* _EXCERPTED TEXT_:
AWS IoT Device Management is a service that makes it easy to securely register, organize, monitor, and remotely manage IoT devices at scale throughout their lifecycle. You can use IoT Device Management to upload and view device information and configuration, organize your device inventory, monitor your fleet of devices, troubleshoot individual devices, and remotely manage devices deployed across many locations including updating device software over-the-air (OTA). With IoT Device Management, you can scale your device fleets and reduce the cost and effort of managing large IoT device deployments.

See the AWS Region Table for the current list of regions for AWS IoT Device Management.

You can use AWS IoT Device Management regardless of your geographic region, as long as you have access to one of the above AWS regions.

IoT Device Management includes six (6) main components (Bulk Registration, Fleet Indexing and Search, Fine-grained logging, Device Jobs, Secure Tunneling, and Fleet Hub).

Bulk Registration: Allows the bulk registration of device identity, manages device authorization, credential management, and policy-based access for devices.

Fleet Indexing and Search: Fleet Indexing and Search provides attribute-based search on a customer’s Registry and Device Shadow. It allows customers to quickly find devices based on a combination of attributes and state.

Fine-grained Logging: This allows customers to configure the log levels for device groups so that they only monitor the information that they need. A customer can set one device group to record all logs, and set another group to only log errors.

Device Jobs: Device Jobs runs and monitors software updates and other remote operations such as device reboots. It lets you manage updates to a single device or to your entire fleet. You can control the pace of deployment (e.g. deploy to 10 devices per second), and receive real-time information about the status of your jobs as they’re deployed to your devices.

Secure Tunneling: Secure Tunneling allows the creation of a device tunnel - a secure communications session to a device. You can develop remote access solutions that provide secure connectivity to individual devices that are deployed behind restricted firewalls or on isolated control networks, without the need to adjust firewall configurations.

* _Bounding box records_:
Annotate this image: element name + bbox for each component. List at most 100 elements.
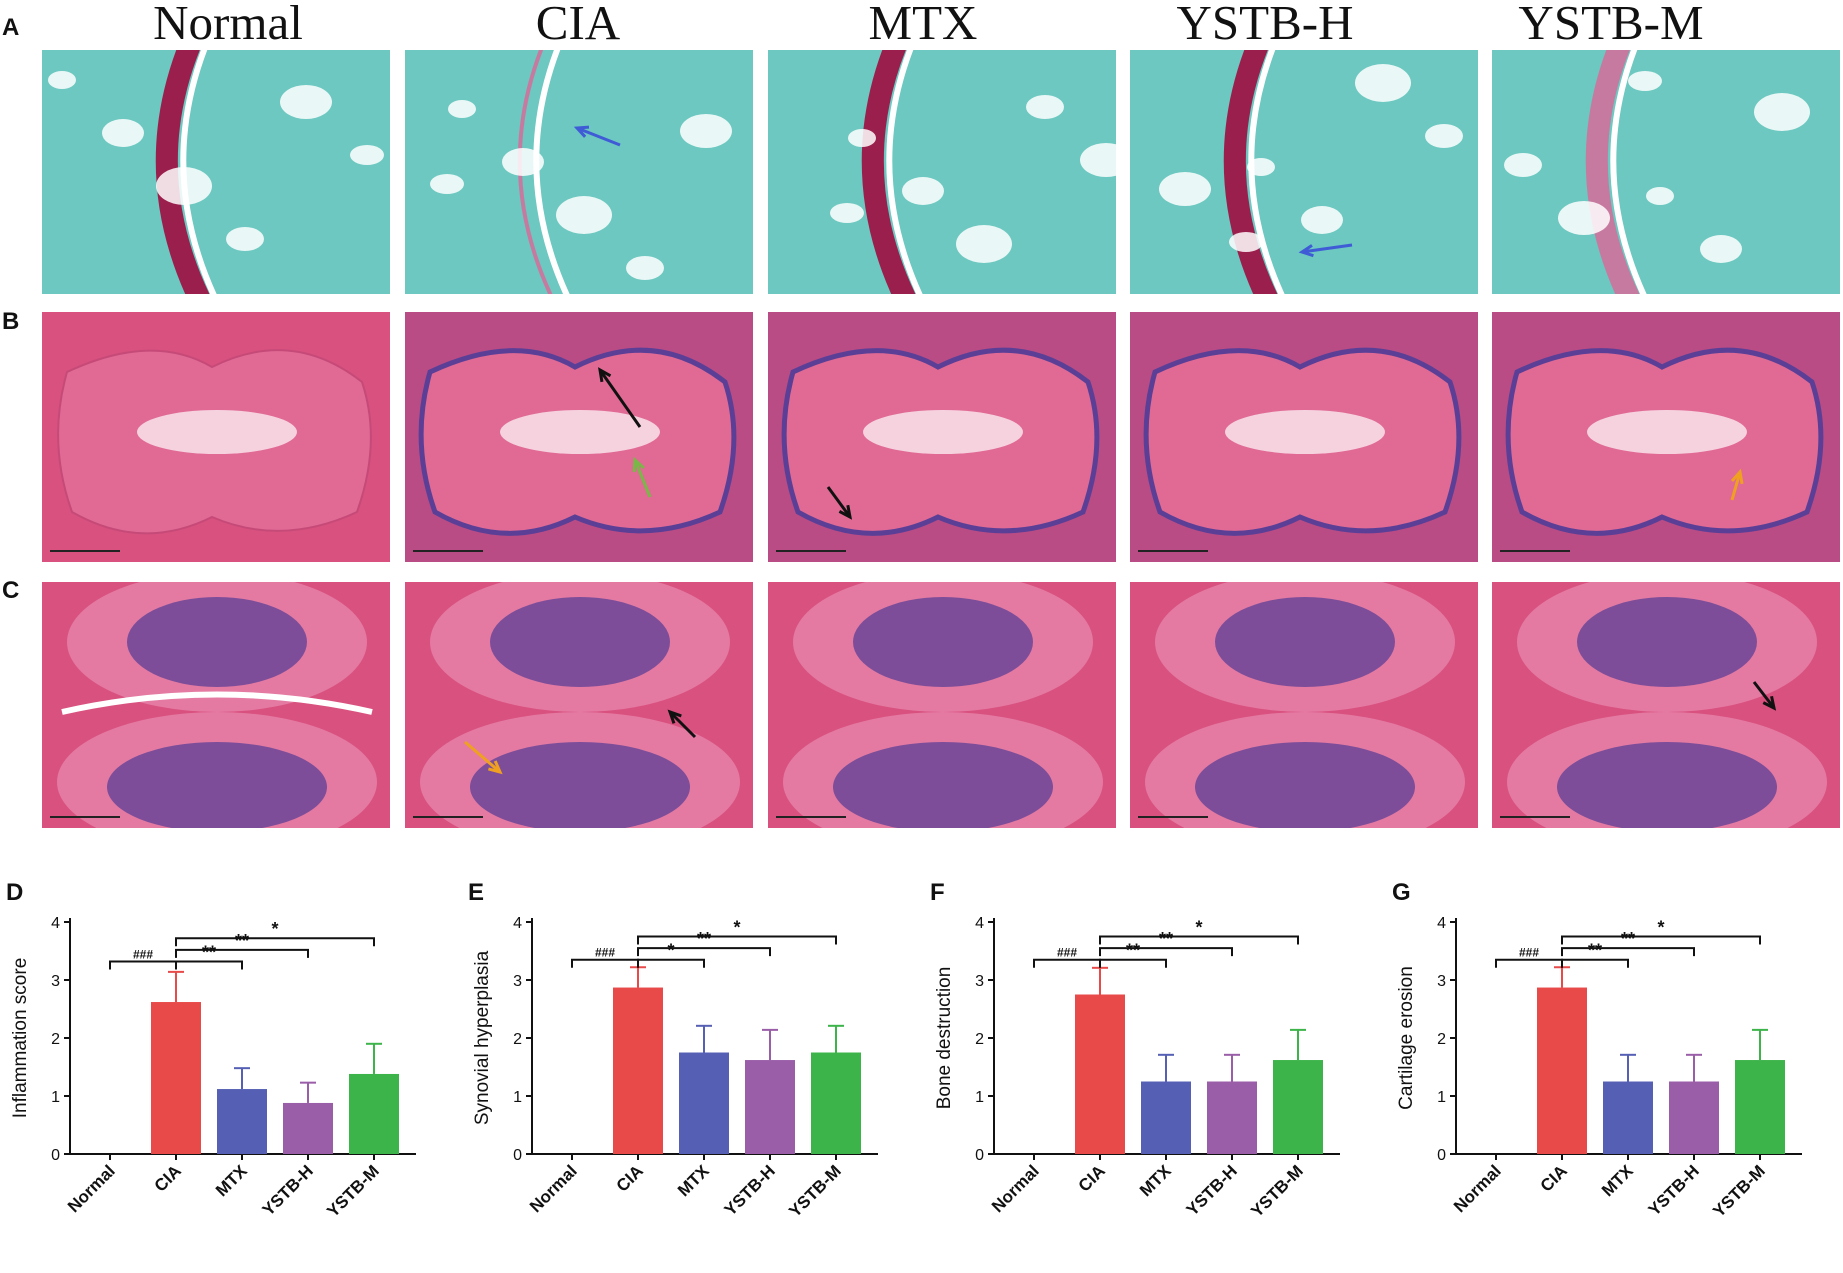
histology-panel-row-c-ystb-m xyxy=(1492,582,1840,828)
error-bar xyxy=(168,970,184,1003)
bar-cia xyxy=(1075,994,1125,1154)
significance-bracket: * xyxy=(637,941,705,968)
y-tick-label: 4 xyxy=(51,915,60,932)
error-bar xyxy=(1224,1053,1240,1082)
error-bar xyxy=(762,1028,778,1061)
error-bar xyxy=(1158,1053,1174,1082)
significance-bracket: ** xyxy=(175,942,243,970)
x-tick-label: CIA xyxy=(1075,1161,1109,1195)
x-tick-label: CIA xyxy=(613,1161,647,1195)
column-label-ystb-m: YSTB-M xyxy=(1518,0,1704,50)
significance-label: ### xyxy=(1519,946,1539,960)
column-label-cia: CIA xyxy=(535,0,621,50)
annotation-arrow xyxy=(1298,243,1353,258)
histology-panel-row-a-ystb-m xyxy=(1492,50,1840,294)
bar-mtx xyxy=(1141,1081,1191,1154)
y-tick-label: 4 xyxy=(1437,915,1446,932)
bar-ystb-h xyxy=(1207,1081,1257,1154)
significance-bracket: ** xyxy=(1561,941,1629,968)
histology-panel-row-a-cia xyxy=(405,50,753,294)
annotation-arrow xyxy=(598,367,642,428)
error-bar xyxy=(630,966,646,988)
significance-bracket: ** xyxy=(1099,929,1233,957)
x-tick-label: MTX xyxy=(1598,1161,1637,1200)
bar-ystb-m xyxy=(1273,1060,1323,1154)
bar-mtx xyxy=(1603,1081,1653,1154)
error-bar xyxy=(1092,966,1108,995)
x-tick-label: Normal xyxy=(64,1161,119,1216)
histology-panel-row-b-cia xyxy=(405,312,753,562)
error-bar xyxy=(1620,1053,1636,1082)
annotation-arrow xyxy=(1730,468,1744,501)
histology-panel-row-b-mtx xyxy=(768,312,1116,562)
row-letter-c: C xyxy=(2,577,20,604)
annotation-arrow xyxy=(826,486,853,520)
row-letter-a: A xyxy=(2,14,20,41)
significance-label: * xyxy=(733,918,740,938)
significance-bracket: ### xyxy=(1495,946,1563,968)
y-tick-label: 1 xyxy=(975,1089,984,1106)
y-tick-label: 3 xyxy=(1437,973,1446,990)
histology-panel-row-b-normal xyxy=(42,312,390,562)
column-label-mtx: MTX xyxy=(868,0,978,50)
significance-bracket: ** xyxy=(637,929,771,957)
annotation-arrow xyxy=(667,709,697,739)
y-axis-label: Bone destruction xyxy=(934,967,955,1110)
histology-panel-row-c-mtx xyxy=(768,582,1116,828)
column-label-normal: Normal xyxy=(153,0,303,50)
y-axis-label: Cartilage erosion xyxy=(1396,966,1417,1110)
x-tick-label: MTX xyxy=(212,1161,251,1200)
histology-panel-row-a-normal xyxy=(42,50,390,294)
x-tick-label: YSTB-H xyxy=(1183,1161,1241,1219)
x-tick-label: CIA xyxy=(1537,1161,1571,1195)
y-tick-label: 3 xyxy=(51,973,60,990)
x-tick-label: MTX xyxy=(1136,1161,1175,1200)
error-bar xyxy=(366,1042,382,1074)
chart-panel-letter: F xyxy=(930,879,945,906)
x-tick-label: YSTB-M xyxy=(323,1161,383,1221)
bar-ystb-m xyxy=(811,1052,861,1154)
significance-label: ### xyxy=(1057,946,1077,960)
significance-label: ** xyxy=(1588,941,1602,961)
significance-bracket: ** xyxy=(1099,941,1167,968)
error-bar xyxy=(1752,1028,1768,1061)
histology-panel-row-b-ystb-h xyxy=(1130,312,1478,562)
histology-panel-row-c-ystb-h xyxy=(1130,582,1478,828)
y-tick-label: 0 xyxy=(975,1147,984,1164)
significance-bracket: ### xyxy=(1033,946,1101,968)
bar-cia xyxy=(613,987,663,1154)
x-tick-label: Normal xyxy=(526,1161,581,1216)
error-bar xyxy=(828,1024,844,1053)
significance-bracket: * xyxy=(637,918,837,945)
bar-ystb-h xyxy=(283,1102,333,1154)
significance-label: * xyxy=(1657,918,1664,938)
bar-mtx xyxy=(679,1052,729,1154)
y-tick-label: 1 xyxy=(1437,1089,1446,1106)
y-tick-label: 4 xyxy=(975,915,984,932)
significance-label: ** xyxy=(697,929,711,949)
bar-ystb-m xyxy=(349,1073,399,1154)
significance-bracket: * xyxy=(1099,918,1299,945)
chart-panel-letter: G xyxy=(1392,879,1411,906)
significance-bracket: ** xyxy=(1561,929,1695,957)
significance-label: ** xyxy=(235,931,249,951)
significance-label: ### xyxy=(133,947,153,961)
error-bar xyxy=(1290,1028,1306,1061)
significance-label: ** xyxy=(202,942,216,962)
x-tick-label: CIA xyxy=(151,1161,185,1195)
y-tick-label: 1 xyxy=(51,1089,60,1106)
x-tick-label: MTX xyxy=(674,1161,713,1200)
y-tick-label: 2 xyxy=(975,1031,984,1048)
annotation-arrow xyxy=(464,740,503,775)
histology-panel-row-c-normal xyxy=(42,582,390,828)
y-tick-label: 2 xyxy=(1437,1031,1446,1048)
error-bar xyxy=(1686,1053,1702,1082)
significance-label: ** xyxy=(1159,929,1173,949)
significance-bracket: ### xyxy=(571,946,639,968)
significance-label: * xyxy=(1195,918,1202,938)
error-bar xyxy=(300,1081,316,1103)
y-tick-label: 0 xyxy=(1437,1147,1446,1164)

* _EXERCISE REQUIREMENTS_:
A) Transcribe the stretch of the AWS IoT Device Management excerpt from "You can use AWS" through "and Fleet Hub).".
B) Pick up the AWS IoT Device Management excerpt after its last sentence and keep writing.
These records were drawn from a separate source and are unrelated to the excerpt on AWS IoT Device Management.

* _ANSWERS TO THE EXERCISES_:
A)
You can use AWS IoT Device Management regardless of your geographic region, as long as you have access to one of the above AWS regions.

IoT Device Management includes six (6) main components (Bulk Registration, Fleet Indexing and Search, Fine-grained logging, Device Jobs, Secure Tunneling, and Fleet Hub).

B)
Fleet Hub: Fleet Hub allows you to easily view and interact with your device fleets. You can monitor fleet and device level health, be alerted to unusual behavior through rule-based alarms, and use built-in integrations with other AWS IoT Device Management features and AWS IoT capabilities to further troubleshoot an identified issue or take corrective actions.

IoT Device Management simplifies device organization by allowing you to group your device fleet into a hierarchical structure based on function, security requirements, or any other category. You can group one device in a room, group devices together that operate on the same floor, or group all the devices that operate within a building. Then, you can use these groups to manage access policies, view operational metrics, or perform actions on your devices across the entire group.

IoT Device Management allows customers to push remote actions such as software and firmware updates to patch security vulnerabilities and improve device functionality. Customers can create jobs on groups of things and can configure the rollout speed across things. To execute a device job, you choose your targets, provide a job document that details the action for your devices to take, and choose the type of job (snapshot or continuous). Snapshot jobs will end after all targets have received the job, while continuous jobs will never end until canceled – the advantage of this is that any new devices added to a continuous job will be automatically sent the job file.

Fleet Indexing and search allows you to find your devices based upon any combination of device attribute or state. For example, you can search for the location of all temperature sensors made by a specific manufacturer that detect a given temperature range. You can choose to opt-in for Fleet Indexing and search in your Settings within the console.

AWS IoT Device Management can support any device that connects to AWS IoT Core. Devices may either connect directly to IoT Core or connect indirectly via an AWS Greengrass powered gateway. This includes a broad range of devices, from constrained devices like wireless sensors for temperature, motion, and pressure; to more complicated devices like BLE enabled beacons and wearables; to complex systems such as robots and CT scanners.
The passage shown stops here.